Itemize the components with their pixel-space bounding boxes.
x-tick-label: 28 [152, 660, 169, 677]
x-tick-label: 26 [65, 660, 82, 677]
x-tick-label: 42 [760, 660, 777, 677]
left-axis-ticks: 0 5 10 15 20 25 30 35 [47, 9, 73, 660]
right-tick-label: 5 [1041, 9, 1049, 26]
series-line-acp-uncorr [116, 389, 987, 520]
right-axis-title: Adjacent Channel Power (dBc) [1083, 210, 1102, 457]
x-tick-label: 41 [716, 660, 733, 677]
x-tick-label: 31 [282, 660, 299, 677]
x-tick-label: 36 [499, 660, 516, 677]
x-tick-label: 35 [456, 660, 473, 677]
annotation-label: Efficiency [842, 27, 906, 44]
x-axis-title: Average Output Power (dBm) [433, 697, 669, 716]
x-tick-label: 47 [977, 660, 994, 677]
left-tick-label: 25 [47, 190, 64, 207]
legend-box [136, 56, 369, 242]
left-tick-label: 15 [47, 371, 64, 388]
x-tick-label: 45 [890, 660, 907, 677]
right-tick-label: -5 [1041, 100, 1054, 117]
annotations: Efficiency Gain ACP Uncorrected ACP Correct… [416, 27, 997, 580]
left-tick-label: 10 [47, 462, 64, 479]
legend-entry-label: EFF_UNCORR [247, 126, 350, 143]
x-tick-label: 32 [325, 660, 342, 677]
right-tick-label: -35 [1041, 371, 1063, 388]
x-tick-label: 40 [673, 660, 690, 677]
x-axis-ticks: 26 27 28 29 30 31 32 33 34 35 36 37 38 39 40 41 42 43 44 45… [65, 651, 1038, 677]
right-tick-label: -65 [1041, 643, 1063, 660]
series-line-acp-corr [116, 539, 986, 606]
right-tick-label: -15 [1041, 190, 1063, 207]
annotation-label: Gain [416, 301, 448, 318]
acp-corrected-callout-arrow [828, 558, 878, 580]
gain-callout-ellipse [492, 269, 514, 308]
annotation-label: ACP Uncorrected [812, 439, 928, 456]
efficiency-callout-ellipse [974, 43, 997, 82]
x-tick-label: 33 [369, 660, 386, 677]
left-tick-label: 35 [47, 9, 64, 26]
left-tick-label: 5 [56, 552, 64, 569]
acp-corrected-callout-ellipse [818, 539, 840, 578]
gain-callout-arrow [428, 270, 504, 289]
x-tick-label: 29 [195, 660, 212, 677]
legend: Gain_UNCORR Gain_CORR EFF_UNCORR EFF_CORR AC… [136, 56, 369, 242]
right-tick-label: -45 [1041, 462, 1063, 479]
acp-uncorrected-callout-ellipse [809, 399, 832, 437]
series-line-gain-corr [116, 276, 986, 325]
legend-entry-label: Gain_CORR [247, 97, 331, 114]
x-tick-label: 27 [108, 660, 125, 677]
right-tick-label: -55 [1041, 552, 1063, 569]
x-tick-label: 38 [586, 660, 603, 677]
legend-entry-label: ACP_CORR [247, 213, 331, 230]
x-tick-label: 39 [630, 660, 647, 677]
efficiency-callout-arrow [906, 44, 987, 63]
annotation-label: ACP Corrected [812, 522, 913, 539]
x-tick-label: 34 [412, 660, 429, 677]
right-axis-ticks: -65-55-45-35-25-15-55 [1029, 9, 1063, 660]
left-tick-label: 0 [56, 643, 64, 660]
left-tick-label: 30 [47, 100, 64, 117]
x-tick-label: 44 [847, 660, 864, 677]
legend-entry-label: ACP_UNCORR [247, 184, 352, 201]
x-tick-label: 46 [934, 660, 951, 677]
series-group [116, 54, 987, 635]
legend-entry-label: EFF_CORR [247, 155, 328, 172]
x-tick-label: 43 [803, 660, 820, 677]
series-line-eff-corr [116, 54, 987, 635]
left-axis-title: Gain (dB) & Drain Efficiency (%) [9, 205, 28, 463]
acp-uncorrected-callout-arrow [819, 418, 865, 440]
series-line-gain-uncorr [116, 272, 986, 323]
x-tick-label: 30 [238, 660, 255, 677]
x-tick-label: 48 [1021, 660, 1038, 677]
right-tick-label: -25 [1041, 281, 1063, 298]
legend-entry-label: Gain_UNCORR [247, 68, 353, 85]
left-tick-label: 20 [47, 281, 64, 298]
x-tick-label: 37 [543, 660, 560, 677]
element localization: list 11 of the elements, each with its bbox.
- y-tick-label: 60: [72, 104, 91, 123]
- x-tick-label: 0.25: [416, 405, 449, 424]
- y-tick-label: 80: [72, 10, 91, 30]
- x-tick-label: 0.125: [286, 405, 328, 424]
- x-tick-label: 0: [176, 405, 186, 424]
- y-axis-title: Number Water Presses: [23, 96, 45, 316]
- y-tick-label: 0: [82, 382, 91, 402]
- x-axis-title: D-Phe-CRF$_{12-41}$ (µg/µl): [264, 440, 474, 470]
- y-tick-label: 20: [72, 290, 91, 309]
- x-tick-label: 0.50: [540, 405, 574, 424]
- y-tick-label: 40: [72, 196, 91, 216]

┄┄┄┄┄┄┄┄┄┄┄┄┄┄┄┄┄┄┄┄

§ **Your instructions**: Convert every line of the items above into a JSON array of strings, with one string per line and any blank lines omitted.

§ **Response to this exercise**:
[
  "Itemize the components with their pixel-space bounding boxes.",
  "x-tick-label: 28 [152, 660, 169, 677]",
  "x-tick-label: 26 [65, 660, 82, 677]",
  "x-tick-label: 42 [760, 660, 777, 677]",
  "left-axis-ticks: 0 5 10 15 20 25 30 35 [47, 9, 73, 660]",
  "right-tick-label: 5 [1041, 9, 1049, 26]",
  "series-line-acp-uncorr [116, 389, 987, 520]",
  "right-axis-title: Adjacent Channel Power (dBc) [1083, 210, 1102, 457]",
  "x-tick-label: 41 [716, 660, 733, 677]",
  "x-tick-label: 31 [282, 660, 299, 677]",
  "x-tick-label: 36 [499, 660, 516, 677]",
  "x-tick-label: 35 [456, 660, 473, 677]",
  "annotation-label: Efficiency [842, 27, 906, 44]",
  "x-axis-title: Average Output Power (dBm) [433, 697, 669, 716]",
  "x-tick-label: 47 [977, 660, 994, 677]",
  "left-tick-label: 25 [47, 190, 64, 207]",
  "legend-box [136, 56, 369, 242]",
  "left-tick-label: 15 [47, 371, 64, 388]",
  "x-tick-label: 45 [890, 660, 907, 677]",
  "right-tick-label: -5 [1041, 100, 1054, 117]",
  "annotations: Efficiency Gain ACP Uncorrected ACP Correct… [416, 27, 997, 580]",
  "left-tick-label: 10 [47, 462, 64, 479]",
  "legend-entry-label: EFF_UNCORR [247, 126, 350, 143]",
  "x-tick-label: 32 [325, 660, 342, 677]",
  "right-tick-label: -35 [1041, 371, 1063, 388]",
  "x-tick-label: 40 [673, 660, 690, 677]",
  "x-axis-ticks: 26 27 28 29 30 31 32 33 34 35 36 37 38 39 40 41 42 43 44 45… [65, 651, 1038, 677]",
  "right-tick-label: -65 [1041, 643, 1063, 660]",
  "series-line-acp-corr [116, 539, 986, 606]",
  "right-tick-label: -15 [1041, 190, 1063, 207]",
  "annotation-label: Gain [416, 301, 448, 318]",
  "acp-corrected-callout-arrow [828, 558, 878, 580]",
  "gain-callout-ellipse [492, 269, 514, 308]",
  "annotation-label: ACP Uncorrected [812, 439, 928, 456]",
  "efficiency-callout-ellipse [974, 43, 997, 82]",
  "x-tick-label: 33 [369, 660, 386, 677]",
  "left-tick-label: 35 [47, 9, 64, 26]",
  "left-tick-label: 5 [56, 552, 64, 569]",
  "acp-corrected-callout-ellipse [818, 539, 840, 578]",
  "gain-callout-arrow [428, 270, 504, 289]",
  "x-tick-label: 29 [195, 660, 212, 677]",
  "legend: Gain_UNCORR Gain_CORR EFF_UNCORR EFF_CORR AC… [136, 56, 369, 242]",
  "right-tick-label: -45 [1041, 462, 1063, 479]",
  "acp-uncorrected-callout-ellipse [809, 399, 832, 437]",
  "series-line-gain-corr [116, 276, 986, 325]",
  "legend-entry-label: Gain_CORR [247, 97, 331, 114]",
  "x-tick-label: 27 [108, 660, 125, 677]",
  "right-tick-label: -55 [1041, 552, 1063, 569]",
  "x-tick-label: 38 [586, 660, 603, 677]",
  "legend-entry-label: ACP_CORR [247, 213, 331, 230]",
  "x-tick-label: 39 [630, 660, 647, 677]",
  "efficiency-callout-arrow [906, 44, 987, 63]",
  "annotation-label: ACP Corrected [812, 522, 913, 539]",
  "x-tick-label: 34 [412, 660, 429, 677]",
  "right-axis-ticks: -65-55-45-35-25-15-55 [1029, 9, 1063, 660]",
  "left-tick-label: 0 [56, 643, 64, 660]",
  "left-tick-label: 30 [47, 100, 64, 117]",
  "x-tick-label: 44 [847, 660, 864, 677]",
  "legend-entry-label: ACP_UNCORR [247, 184, 352, 201]",
  "x-tick-label: 46 [934, 660, 951, 677]",
  "series-group [116, 54, 987, 635]",
  "legend-entry-label: EFF_CORR [247, 155, 328, 172]",
  "x-tick-label: 43 [803, 660, 820, 677]",
  "series-line-eff-corr [116, 54, 987, 635]",
  "left-axis-title: Gain (dB) & Drain Efficiency (%) [9, 205, 28, 463]",
  "acp-uncorrected-callout-arrow [819, 418, 865, 440]",
  "series-line-gain-uncorr [116, 272, 986, 323]",
  "x-tick-label: 30 [238, 660, 255, 677]",
  "x-tick-label: 48 [1021, 660, 1038, 677]",
  "right-tick-label: -25 [1041, 281, 1063, 298]",
  "legend-entry-label: Gain_UNCORR [247, 68, 353, 85]",
  "left-tick-label: 20 [47, 281, 64, 298]",
  "x-tick-label: 37 [543, 660, 560, 677]",
  "element localization: list 11 of the elements, each with its bbox.",
  "- y-tick-label: 60: [72, 104, 91, 123]",
  "- x-tick-label: 0.25: [416, 405, 449, 424]",
  "- y-tick-label: 80: [72, 10, 91, 30]",
  "- x-tick-label: 0.125: [286, 405, 328, 424]",
  "- x-tick-label: 0: [176, 405, 186, 424]",
  "- y-axis-title: Number Water Presses: [23, 96, 45, 316]",
  "- y-tick-label: 0: [82, 382, 91, 402]",
  "- x-axis-title: D-Phe-CRF$_{12-41}$ (µg/µl): [264, 440, 474, 470]",
  "- y-tick-label: 20: [72, 290, 91, 309]",
  "- x-tick-label: 0.50: [540, 405, 574, 424]",
  "- y-tick-label: 40: [72, 196, 91, 216]"
]